↓
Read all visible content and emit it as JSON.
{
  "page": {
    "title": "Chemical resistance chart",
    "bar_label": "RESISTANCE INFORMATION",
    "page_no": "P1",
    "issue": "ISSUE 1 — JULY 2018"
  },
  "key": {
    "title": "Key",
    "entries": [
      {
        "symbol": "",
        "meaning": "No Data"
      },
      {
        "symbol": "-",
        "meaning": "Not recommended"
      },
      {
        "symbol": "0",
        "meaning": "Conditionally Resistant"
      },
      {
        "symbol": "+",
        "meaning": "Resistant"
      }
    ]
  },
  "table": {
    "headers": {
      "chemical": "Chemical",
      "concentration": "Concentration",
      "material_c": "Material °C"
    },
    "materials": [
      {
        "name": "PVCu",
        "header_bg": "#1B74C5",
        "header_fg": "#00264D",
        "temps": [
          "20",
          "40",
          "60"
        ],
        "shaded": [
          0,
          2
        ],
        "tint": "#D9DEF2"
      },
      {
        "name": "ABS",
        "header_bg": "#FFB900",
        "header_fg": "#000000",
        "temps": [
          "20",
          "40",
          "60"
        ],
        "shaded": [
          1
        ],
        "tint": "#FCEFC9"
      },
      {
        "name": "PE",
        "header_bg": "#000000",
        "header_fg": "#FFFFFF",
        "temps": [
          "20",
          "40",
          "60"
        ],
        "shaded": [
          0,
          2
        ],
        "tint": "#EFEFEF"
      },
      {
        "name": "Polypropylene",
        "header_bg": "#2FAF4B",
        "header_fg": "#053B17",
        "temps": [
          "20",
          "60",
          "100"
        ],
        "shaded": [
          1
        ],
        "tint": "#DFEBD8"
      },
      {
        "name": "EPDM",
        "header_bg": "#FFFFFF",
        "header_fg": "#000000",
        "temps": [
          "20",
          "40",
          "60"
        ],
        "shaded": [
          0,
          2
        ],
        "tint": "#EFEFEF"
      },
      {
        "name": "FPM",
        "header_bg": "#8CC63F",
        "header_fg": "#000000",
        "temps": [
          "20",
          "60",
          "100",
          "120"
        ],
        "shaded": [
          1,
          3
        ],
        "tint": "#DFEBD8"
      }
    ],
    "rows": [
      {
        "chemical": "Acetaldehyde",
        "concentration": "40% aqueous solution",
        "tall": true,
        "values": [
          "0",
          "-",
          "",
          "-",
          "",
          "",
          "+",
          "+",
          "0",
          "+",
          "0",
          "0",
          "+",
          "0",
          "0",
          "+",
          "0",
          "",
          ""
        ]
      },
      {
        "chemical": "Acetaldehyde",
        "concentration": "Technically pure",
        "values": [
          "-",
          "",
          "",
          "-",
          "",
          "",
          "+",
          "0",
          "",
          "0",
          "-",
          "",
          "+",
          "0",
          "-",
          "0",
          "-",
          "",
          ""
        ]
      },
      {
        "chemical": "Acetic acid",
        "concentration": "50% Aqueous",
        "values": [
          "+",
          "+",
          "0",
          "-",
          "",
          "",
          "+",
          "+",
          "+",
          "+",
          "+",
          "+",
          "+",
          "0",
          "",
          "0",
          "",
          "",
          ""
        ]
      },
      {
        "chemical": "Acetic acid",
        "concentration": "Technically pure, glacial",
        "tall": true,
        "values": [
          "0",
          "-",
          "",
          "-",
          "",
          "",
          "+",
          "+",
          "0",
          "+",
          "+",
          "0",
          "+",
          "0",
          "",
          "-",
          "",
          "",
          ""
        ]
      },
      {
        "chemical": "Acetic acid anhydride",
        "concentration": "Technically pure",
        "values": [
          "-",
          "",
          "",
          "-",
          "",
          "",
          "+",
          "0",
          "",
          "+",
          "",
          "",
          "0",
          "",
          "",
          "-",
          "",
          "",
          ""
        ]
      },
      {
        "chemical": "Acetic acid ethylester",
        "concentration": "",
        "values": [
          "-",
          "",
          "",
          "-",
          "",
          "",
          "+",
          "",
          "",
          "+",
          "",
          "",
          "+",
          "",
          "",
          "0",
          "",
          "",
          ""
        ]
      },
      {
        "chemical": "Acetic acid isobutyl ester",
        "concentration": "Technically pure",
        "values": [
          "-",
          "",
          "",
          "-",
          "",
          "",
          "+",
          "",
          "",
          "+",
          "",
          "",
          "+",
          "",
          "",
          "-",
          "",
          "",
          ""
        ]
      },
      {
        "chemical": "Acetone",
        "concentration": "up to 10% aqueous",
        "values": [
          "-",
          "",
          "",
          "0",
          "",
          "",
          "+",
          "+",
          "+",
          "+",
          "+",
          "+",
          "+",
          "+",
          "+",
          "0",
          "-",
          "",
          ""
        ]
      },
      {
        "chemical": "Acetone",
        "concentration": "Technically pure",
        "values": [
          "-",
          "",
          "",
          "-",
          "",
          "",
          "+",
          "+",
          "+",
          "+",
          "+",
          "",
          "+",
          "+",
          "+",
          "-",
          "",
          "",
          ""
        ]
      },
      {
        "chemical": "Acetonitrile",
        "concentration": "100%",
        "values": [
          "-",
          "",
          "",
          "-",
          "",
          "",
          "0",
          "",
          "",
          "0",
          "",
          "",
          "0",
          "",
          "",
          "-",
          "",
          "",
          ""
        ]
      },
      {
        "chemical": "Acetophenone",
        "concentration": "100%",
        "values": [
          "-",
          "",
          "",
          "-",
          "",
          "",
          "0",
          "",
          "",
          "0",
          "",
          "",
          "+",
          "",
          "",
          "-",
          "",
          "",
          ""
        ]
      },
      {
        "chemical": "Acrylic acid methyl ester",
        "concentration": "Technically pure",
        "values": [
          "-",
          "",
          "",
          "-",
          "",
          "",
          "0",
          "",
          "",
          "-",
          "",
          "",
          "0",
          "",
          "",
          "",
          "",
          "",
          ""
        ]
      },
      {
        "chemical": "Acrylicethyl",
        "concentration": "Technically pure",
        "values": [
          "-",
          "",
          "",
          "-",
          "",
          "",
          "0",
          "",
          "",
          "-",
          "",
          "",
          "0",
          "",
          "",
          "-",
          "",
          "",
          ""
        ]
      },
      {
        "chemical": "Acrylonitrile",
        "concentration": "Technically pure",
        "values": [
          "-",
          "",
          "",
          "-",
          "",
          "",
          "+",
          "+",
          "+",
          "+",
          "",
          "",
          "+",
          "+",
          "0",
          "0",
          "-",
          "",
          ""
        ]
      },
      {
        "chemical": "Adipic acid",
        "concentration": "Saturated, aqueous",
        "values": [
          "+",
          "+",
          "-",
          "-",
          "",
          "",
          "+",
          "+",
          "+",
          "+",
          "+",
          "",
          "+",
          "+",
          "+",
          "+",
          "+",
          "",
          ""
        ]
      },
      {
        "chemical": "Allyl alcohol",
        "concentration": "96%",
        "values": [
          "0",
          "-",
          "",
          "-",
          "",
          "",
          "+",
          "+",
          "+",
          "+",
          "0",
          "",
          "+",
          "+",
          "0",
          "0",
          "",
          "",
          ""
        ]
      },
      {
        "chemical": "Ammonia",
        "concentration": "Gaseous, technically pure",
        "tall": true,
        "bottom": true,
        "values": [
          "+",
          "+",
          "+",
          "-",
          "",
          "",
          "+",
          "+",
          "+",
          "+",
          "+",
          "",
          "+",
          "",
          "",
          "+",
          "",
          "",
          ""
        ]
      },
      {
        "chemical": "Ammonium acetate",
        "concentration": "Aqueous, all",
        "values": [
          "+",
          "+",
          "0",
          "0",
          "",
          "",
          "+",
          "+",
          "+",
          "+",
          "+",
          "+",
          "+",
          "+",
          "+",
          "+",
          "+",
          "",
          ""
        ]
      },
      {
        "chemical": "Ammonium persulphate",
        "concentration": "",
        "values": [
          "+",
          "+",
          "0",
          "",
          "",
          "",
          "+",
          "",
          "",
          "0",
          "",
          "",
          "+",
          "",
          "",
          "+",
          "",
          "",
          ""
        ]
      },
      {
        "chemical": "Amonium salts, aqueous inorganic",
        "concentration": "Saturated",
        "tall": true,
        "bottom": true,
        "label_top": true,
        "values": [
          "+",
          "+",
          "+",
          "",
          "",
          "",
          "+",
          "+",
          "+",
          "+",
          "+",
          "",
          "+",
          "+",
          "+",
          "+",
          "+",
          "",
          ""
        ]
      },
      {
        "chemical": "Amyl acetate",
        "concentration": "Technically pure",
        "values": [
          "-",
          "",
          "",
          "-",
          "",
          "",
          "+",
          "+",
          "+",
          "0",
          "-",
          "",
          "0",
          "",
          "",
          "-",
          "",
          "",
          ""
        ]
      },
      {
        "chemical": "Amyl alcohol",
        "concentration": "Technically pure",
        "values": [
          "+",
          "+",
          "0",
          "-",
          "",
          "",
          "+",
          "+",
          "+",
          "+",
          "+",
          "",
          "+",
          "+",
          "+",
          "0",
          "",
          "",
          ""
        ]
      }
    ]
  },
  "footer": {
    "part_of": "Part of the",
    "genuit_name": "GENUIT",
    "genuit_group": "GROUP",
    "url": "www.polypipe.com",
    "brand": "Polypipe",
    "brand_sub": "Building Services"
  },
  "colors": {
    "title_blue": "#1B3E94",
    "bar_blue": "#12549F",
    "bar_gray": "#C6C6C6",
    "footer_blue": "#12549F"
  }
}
↑
#### Short exercise:
Determine the number of lines in the data that contain "Acetic" as a word or string, and state only that number.

#### Answer to the exercise:
5